WHAT THE TASK ASKS:
Everything in the listing should be restated word for word.

RECORDED INFORMATION:
————

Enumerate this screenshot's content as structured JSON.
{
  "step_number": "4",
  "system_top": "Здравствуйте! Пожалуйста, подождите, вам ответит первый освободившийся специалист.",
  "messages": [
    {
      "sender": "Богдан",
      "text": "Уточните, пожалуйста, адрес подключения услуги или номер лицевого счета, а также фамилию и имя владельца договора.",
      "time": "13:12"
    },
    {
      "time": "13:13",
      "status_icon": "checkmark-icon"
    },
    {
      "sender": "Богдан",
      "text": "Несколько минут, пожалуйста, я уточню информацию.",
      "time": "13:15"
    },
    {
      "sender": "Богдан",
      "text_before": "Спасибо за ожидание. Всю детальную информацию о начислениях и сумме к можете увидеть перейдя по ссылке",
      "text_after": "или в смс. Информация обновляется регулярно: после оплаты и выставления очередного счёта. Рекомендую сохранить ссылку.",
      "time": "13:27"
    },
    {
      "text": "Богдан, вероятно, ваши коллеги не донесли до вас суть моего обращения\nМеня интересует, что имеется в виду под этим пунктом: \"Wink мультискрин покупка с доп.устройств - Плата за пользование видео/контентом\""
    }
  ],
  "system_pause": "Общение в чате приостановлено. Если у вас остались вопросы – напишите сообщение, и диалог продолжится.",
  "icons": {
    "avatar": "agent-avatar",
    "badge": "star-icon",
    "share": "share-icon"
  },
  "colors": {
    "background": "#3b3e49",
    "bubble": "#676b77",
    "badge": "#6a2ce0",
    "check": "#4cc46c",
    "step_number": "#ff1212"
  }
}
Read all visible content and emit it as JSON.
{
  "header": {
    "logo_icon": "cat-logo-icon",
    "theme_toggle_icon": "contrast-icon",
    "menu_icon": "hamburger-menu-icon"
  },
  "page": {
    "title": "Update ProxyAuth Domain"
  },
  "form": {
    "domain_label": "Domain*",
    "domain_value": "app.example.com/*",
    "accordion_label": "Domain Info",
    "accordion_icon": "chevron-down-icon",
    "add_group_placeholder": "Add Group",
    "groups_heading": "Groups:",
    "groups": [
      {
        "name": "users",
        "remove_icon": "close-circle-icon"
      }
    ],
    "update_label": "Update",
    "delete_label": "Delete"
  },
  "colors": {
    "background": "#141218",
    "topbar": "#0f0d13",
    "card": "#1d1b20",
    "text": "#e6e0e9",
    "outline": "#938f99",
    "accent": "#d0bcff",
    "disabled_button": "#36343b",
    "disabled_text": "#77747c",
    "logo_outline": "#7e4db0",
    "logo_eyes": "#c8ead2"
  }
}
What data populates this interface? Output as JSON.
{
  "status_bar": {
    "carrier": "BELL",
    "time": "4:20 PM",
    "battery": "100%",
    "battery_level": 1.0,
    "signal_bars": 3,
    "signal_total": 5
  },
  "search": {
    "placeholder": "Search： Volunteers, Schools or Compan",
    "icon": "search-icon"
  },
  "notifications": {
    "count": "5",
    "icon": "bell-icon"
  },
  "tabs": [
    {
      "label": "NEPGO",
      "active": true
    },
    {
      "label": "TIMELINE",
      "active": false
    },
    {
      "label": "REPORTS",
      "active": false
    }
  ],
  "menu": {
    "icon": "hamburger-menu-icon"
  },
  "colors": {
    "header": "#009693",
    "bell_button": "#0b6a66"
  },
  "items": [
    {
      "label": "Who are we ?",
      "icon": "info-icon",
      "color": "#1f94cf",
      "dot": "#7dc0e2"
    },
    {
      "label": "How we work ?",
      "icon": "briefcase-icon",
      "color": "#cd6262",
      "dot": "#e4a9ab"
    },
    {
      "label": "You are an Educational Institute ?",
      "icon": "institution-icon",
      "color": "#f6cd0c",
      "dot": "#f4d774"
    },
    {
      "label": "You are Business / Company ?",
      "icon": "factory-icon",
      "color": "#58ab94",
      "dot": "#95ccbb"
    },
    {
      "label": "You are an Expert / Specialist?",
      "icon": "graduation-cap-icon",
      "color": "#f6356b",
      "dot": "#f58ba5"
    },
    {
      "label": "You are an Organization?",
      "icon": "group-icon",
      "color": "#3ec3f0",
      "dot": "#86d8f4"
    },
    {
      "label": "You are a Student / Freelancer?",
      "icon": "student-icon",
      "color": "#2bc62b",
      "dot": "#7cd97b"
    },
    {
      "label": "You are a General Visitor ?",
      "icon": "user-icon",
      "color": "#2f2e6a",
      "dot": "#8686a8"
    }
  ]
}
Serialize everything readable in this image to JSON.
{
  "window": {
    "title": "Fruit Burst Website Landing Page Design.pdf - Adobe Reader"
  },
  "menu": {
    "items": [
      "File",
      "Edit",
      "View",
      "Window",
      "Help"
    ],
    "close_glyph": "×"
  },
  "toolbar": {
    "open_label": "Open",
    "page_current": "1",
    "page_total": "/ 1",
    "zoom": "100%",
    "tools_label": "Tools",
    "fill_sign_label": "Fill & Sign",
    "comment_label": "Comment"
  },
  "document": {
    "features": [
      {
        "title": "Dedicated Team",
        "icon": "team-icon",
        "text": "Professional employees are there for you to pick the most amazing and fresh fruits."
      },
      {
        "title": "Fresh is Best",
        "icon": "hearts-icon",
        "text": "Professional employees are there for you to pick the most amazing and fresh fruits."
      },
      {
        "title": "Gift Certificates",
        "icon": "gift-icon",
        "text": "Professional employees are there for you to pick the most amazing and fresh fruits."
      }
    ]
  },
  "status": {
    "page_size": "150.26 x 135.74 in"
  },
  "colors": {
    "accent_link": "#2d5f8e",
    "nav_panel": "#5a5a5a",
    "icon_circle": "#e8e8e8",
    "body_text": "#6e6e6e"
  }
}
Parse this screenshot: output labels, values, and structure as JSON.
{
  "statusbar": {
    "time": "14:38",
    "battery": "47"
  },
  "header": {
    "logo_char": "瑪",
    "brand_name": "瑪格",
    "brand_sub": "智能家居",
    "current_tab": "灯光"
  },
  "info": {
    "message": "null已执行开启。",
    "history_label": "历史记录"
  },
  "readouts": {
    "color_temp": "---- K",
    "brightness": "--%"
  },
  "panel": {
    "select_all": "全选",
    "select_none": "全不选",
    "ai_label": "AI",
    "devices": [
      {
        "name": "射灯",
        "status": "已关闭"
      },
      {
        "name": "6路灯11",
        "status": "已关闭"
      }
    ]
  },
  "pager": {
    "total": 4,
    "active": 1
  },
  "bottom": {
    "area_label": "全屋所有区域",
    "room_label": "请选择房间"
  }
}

————

PROBLEM SOLUTION:
Enumerate this screenshot's content as structured JSON.
{
  "step_number": "4",
  "system_top": "Здравствуйте! Пожалуйста, подождите, вам ответит первый освободившийся специалист.",
  "messages": [
    {
      "sender": "Богдан",
      "text": "Уточните, пожалуйста, адрес подключения услуги или номер лицевого счета, а также фамилию и имя владельца договора.",
      "time": "13:12"
    },
    {
      "time": "13:13",
      "status_icon": "checkmark-icon"
    },
    {
      "sender": "Богдан",
      "text": "Несколько минут, пожалуйста, я уточню информацию.",
      "time": "13:15"
    },
    {
      "sender": "Богдан",
      "text_before": "Спасибо за ожидание. Всю детальную информацию о начислениях и сумме к можете увидеть перейдя по ссылке",
      "text_after": "или в смс. Информация обновляется регулярно: после оплаты и выставления очередного счёта. Рекомендую сохранить ссылку.",
      "time": "13:27"
    },
    {
      "text": "Богдан, вероятно, ваши коллеги не донесли до вас суть моего обращения\nМеня интересует, что имеется в виду под этим пунктом: \"Wink мультискрин покупка с доп.устройств - Плата за пользование видео/контентом\""
    }
  ],
  "system_pause": "Общение в чате приостановлено. Если у вас остались вопросы – напишите сообщение, и диалог продолжится.",
  "icons": {
    "avatar": "agent-avatar",
    "badge": "star-icon",
    "share": "share-icon"
  },
  "colors": {
    "background": "#3b3e49",
    "bubble": "#676b77",
    "badge": "#6a2ce0",
    "check": "#4cc46c",
    "step_number": "#ff1212"
  }
}
Read all visible content and emit it as JSON.
{
  "header": {
    "logo_icon": "cat-logo-icon",
    "theme_toggle_icon": "contrast-icon",
    "menu_icon": "hamburger-menu-icon"
  },
  "page": {
    "title": "Update ProxyAuth Domain"
  },
  "form": {
    "domain_label": "Domain*",
    "domain_value": "app.example.com/*",
    "accordion_label": "Domain Info",
    "accordion_icon": "chevron-down-icon",
    "add_group_placeholder": "Add Group",
    "groups_heading": "Groups:",
    "groups": [
      {
        "name": "users",
        "remove_icon": "close-circle-icon"
      }
    ],
    "update_label": "Update",
    "delete_label": "Delete"
  },
  "colors": {
    "background": "#141218",
    "topbar": "#0f0d13",
    "card": "#1d1b20",
    "text": "#e6e0e9",
    "outline": "#938f99",
    "accent": "#d0bcff",
    "disabled_button": "#36343b",
    "disabled_text": "#77747c",
    "logo_outline": "#7e4db0",
    "logo_eyes": "#c8ead2"
  }
}
What data populates this interface? Output as JSON.
{
  "status_bar": {
    "carrier": "BELL",
    "time": "4:20 PM",
    "battery": "100%",
    "battery_level": 1.0,
    "signal_bars": 3,
    "signal_total": 5
  },
  "search": {
    "placeholder": "Search： Volunteers, Schools or Compan",
    "icon": "search-icon"
  },
  "notifications": {
    "count": "5",
    "icon": "bell-icon"
  },
  "tabs": [
    {
      "label": "NEPGO",
      "active": true
    },
    {
      "label": "TIMELINE",
      "active": false
    },
    {
      "label": "REPORTS",
      "active": false
    }
  ],
  "menu": {
    "icon": "hamburger-menu-icon"
  },
  "colors": {
    "header": "#009693",
    "bell_button": "#0b6a66"
  },
  "items": [
    {
      "label": "Who are we ?",
      "icon": "info-icon",
      "color": "#1f94cf",
      "dot": "#7dc0e2"
    },
    {
      "label": "How we work ?",
      "icon": "briefcase-icon",
      "color": "#cd6262",
      "dot": "#e4a9ab"
    },
    {
      "label": "You are an Educational Institute ?",
      "icon": "institution-icon",
      "color": "#f6cd0c",
      "dot": "#f4d774"
    },
    {
      "label": "You are Business / Company ?",
      "icon": "factory-icon",
      "color": "#58ab94",
      "dot": "#95ccbb"
    },
    {
      "label": "You are an Expert / Specialist?",
      "icon": "graduation-cap-icon",
      "color": "#f6356b",
      "dot": "#f58ba5"
    },
    {
      "label": "You are an Organization?",
      "icon": "group-icon",
      "color": "#3ec3f0",
      "dot": "#86d8f4"
    },
    {
      "label": "You are a Student / Freelancer?",
      "icon": "student-icon",
      "color": "#2bc62b",
      "dot": "#7cd97b"
    },
    {
      "label": "You are a General Visitor ?",
      "icon": "user-icon",
      "color": "#2f2e6a",
      "dot": "#8686a8"
    }
  ]
}
Serialize everything readable in this image to JSON.
{
  "window": {
    "title": "Fruit Burst Website Landing Page Design.pdf - Adobe Reader"
  },
  "menu": {
    "items": [
      "File",
      "Edit",
      "View",
      "Window",
      "Help"
    ],
    "close_glyph": "×"
  },
  "toolbar": {
    "open_label": "Open",
    "page_current": "1",
    "page_total": "/ 1",
    "zoom": "100%",
    "tools_label": "Tools",
    "fill_sign_label": "Fill & Sign",
    "comment_label": "Comment"
  },
  "document": {
    "features": [
      {
        "title": "Dedicated Team",
        "icon": "team-icon",
        "text": "Professional employees are there for you to pick the most amazing and fresh fruits."
      },
      {
        "title": "Fresh is Best",
        "icon": "hearts-icon",
        "text": "Professional employees are there for you to pick the most amazing and fresh fruits."
      },
      {
        "title": "Gift Certificates",
        "icon": "gift-icon",
        "text": "Professional employees are there for you to pick the most amazing and fresh fruits."
      }
    ]
  },
  "status": {
    "page_size": "150.26 x 135.74 in"
  },
  "colors": {
    "accent_link": "#2d5f8e",
    "nav_panel": "#5a5a5a",
    "icon_circle": "#e8e8e8",
    "body_text": "#6e6e6e"
  }
}
Parse this screenshot: output labels, values, and structure as JSON.
{
  "statusbar": {
    "time": "14:38",
    "battery": "47"
  },
  "header": {
    "logo_char": "瑪",
    "brand_name": "瑪格",
    "brand_sub": "智能家居",
    "current_tab": "灯光"
  },
  "info": {
    "message": "null已执行开启。",
    "history_label": "历史记录"
  },
  "readouts": {
    "color_temp": "---- K",
    "brightness": "--%"
  },
  "panel": {
    "select_all": "全选",
    "select_none": "全不选",
    "ai_label": "AI",
    "devices": [
      {
        "name": "射灯",
        "status": "已关闭"
      },
      {
        "name": "6路灯11",
        "status": "已关闭"
      }
    ]
  },
  "pager": {
    "total": 4,
    "active": 1
  },
  "bottom": {
    "area_label": "全屋所有区域",
    "room_label": "请选择房间"
  }
}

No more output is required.